━━ PROVIDED ENTRIES
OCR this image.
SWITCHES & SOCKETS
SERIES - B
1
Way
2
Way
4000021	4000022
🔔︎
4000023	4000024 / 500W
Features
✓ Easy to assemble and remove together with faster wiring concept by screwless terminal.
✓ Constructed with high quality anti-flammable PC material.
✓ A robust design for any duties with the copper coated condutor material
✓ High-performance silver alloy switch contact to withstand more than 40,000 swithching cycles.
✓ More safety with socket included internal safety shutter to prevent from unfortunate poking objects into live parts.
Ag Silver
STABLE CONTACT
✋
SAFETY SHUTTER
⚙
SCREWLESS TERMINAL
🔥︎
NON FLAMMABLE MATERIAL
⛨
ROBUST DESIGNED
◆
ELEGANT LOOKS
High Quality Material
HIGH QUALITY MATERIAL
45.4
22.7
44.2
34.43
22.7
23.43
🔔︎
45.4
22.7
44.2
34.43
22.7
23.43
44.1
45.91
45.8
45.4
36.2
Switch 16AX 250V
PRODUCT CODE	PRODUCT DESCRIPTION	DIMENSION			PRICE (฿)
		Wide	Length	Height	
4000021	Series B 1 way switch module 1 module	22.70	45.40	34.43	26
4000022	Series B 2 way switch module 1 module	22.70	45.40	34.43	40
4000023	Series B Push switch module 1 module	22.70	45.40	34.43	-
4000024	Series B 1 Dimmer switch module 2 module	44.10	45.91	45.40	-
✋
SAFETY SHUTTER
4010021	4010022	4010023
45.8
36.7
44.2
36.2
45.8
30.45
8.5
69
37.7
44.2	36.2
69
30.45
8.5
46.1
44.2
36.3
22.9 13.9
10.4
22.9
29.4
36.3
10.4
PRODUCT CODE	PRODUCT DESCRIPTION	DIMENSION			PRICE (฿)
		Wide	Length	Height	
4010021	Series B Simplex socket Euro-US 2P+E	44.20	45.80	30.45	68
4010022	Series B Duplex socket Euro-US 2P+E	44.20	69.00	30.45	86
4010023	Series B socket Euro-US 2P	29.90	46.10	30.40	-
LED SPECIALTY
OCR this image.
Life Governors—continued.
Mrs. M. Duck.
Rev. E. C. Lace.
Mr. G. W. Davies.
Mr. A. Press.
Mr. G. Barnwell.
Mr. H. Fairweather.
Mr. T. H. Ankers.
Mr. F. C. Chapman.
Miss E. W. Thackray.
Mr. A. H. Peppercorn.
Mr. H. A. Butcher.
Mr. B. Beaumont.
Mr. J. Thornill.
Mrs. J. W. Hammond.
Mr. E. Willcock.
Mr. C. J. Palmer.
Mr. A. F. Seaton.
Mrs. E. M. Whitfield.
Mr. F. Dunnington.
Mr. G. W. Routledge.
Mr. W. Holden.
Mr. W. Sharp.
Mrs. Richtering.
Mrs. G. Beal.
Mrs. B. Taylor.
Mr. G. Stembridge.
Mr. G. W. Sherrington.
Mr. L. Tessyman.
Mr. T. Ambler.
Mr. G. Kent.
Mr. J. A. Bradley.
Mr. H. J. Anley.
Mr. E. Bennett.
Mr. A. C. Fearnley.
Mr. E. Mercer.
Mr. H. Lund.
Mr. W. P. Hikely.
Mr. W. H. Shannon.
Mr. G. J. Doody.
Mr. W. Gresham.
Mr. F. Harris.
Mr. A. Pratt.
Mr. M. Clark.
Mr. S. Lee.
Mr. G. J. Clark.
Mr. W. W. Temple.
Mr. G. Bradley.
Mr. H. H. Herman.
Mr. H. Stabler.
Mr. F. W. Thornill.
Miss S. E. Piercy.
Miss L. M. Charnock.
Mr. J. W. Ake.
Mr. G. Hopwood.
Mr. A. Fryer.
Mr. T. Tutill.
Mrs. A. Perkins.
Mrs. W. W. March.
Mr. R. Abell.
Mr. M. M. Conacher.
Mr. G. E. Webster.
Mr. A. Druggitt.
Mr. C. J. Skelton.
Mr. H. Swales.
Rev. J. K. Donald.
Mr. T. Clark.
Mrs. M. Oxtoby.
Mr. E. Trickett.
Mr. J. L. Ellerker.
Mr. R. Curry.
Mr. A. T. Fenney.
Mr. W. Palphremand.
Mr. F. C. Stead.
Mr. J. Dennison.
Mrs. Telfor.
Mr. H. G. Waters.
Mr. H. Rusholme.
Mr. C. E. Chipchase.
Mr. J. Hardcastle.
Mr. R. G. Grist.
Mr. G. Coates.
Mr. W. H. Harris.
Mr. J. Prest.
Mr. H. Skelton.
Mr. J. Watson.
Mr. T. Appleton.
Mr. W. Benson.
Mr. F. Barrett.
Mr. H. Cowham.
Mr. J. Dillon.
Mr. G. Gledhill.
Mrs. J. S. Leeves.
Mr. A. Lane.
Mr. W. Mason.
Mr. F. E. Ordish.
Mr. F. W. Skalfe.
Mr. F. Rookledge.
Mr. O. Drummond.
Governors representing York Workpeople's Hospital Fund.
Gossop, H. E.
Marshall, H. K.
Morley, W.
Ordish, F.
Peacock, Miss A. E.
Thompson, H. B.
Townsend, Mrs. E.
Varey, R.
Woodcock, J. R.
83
━━━━
TASK DIRECTIONS -> Return every entry exactly as given.

THE RESULT ->
OCR this image.
SWITCHES & SOCKETS
SERIES - B
1
Way
2
Way
4000021	4000022
🔔︎
4000023	4000024 / 500W
Features
✓ Easy to assemble and remove together with faster wiring concept by screwless terminal.
✓ Constructed with high quality anti-flammable PC material.
✓ A robust design for any duties with the copper coated condutor material
✓ High-performance silver alloy switch contact to withstand more than 40,000 swithching cycles.
✓ More safety with socket included internal safety shutter to prevent from unfortunate poking objects into live parts.
Ag Silver
STABLE CONTACT
✋
SAFETY SHUTTER
⚙
SCREWLESS TERMINAL
🔥︎
NON FLAMMABLE MATERIAL
⛨
ROBUST DESIGNED
◆
ELEGANT LOOKS
High Quality Material
HIGH QUALITY MATERIAL
45.4
22.7
44.2
34.43
22.7
23.43
🔔︎
45.4
22.7
44.2
34.43
22.7
23.43
44.1
45.91
45.8
45.4
36.2
Switch 16AX 250V
PRODUCT CODE	PRODUCT DESCRIPTION	DIMENSION			PRICE (฿)
		Wide	Length	Height	
4000021	Series B 1 way switch module 1 module	22.70	45.40	34.43	26
4000022	Series B 2 way switch module 1 module	22.70	45.40	34.43	40
4000023	Series B Push switch module 1 module	22.70	45.40	34.43	-
4000024	Series B 1 Dimmer switch module 2 module	44.10	45.91	45.40	-
✋
SAFETY SHUTTER
4010021	4010022	4010023
45.8
36.7
44.2
36.2
45.8
30.45
8.5
69
37.7
44.2	36.2
69
30.45
8.5
46.1
44.2
36.3
22.9 13.9
10.4
22.9
29.4
36.3
10.4
PRODUCT CODE	PRODUCT DESCRIPTION	DIMENSION			PRICE (฿)
		Wide	Length	Height	
4010021	Series B Simplex socket Euro-US 2P+E	44.20	45.80	30.45	68
4010022	Series B Duplex socket Euro-US 2P+E	44.20	69.00	30.45	86
4010023	Series B socket Euro-US 2P	29.90	46.10	30.40	-
LED SPECIALTY
OCR this image.
Life Governors—continued.
Mrs. M. Duck.
Rev. E. C. Lace.
Mr. G. W. Davies.
Mr. A. Press.
Mr. G. Barnwell.
Mr. H. Fairweather.
Mr. T. H. Ankers.
Mr. F. C. Chapman.
Miss E. W. Thackray.
Mr. A. H. Peppercorn.
Mr. H. A. Butcher.
Mr. B. Beaumont.
Mr. J. Thornill.
Mrs. J. W. Hammond.
Mr. E. Willcock.
Mr. C. J. Palmer.
Mr. A. F. Seaton.
Mrs. E. M. Whitfield.
Mr. F. Dunnington.
Mr. G. W. Routledge.
Mr. W. Holden.
Mr. W. Sharp.
Mrs. Richtering.
Mrs. G. Beal.
Mrs. B. Taylor.
Mr. G. Stembridge.
Mr. G. W. Sherrington.
Mr. L. Tessyman.
Mr. T. Ambler.
Mr. G. Kent.
Mr. J. A. Bradley.
Mr. H. J. Anley.
Mr. E. Bennett.
Mr. A. C. Fearnley.
Mr. E. Mercer.
Mr. H. Lund.
Mr. W. P. Hikely.
Mr. W. H. Shannon.
Mr. G. J. Doody.
Mr. W. Gresham.
Mr. F. Harris.
Mr. A. Pratt.
Mr. M. Clark.
Mr. S. Lee.
Mr. G. J. Clark.
Mr. W. W. Temple.
Mr. G. Bradley.
Mr. H. H. Herman.
Mr. H. Stabler.
Mr. F. W. Thornill.
Miss S. E. Piercy.
Miss L. M. Charnock.
Mr. J. W. Ake.
Mr. G. Hopwood.
Mr. A. Fryer.
Mr. T. Tutill.
Mrs. A. Perkins.
Mrs. W. W. March.
Mr. R. Abell.
Mr. M. M. Conacher.
Mr. G. E. Webster.
Mr. A. Druggitt.
Mr. C. J. Skelton.
Mr. H. Swales.
Rev. J. K. Donald.
Mr. T. Clark.
Mrs. M. Oxtoby.
Mr. E. Trickett.
Mr. J. L. Ellerker.
Mr. R. Curry.
Mr. A. T. Fenney.
Mr. W. Palphremand.
Mr. F. C. Stead.
Mr. J. Dennison.
Mrs. Telfor.
Mr. H. G. Waters.
Mr. H. Rusholme.
Mr. C. E. Chipchase.
Mr. J. Hardcastle.
Mr. R. G. Grist.
Mr. G. Coates.
Mr. W. H. Harris.
Mr. J. Prest.
Mr. H. Skelton.
Mr. J. Watson.
Mr. T. Appleton.
Mr. W. Benson.
Mr. F. Barrett.
Mr. H. Cowham.
Mr. J. Dillon.
Mr. G. Gledhill.
Mrs. J. S. Leeves.
Mr. A. Lane.
Mr. W. Mason.
Mr. F. E. Ordish.
Mr. F. W. Skalfe.
Mr. F. Rookledge.
Mr. O. Drummond.
Governors representing York Workpeople's Hospital Fund.
Gossop, H. E.
Marshall, H. K.
Morley, W.
Ordish, F.
Peacock, Miss A. E.
Thompson, H. B.
Townsend, Mrs. E.
Varey, R.
Woodcock, J. R.
83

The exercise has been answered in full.